• **Task requirements**:
From the entries below, gather every line containing the string "Αχαιῶν".

○ ○ ○ ○ ○ ○ ○

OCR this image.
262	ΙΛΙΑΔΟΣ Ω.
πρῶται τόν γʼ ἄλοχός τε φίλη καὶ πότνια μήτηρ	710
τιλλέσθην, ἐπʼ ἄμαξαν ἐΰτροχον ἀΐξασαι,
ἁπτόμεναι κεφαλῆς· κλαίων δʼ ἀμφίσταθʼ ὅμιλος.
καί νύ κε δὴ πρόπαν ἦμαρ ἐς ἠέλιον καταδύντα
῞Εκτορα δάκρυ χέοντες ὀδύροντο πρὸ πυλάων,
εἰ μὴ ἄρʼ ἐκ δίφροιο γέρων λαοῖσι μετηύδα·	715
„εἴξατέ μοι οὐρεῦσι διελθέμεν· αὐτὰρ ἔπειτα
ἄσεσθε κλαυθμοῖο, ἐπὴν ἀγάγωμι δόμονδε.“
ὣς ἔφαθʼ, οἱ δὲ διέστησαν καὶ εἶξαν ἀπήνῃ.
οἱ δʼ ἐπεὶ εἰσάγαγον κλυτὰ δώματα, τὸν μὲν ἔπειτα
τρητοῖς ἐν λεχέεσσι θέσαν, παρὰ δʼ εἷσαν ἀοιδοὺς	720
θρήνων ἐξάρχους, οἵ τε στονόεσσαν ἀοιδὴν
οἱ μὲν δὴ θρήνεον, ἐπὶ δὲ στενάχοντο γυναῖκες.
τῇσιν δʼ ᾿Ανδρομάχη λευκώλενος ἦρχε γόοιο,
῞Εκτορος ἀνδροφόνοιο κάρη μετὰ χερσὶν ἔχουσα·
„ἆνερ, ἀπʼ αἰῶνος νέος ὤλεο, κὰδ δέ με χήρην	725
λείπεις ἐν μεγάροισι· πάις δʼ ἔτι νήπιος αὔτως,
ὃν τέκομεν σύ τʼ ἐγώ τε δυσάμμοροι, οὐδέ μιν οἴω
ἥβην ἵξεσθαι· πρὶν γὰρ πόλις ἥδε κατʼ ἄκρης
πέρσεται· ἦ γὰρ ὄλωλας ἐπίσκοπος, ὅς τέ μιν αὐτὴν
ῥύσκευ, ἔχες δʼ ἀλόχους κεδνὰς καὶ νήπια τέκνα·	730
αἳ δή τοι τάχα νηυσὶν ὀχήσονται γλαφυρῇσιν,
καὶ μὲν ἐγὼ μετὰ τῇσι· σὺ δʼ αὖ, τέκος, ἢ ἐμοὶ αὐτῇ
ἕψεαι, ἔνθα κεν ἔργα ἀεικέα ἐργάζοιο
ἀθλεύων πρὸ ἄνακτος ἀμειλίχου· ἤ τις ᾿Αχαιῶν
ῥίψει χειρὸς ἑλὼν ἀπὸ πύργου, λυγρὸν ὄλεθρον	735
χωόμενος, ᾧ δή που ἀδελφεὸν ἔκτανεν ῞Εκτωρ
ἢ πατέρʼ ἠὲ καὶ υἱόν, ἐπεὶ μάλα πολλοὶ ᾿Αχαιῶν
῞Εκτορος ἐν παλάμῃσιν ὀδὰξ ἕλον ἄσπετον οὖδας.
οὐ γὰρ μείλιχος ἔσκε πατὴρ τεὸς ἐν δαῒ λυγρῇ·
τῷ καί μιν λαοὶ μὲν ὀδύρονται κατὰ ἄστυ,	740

○ ○ ○ ○ ○ ○ ○

• **Exercise output**:
ἀθλεύων πρὸ ἄνακτος ἀμειλίχου· ἤ τις ᾿Αχαιῶν
ἢ πατέρʼ ἠὲ καὶ υἱόν, ἐπεὶ μάλα πολλοὶ ᾿Αχαιῶν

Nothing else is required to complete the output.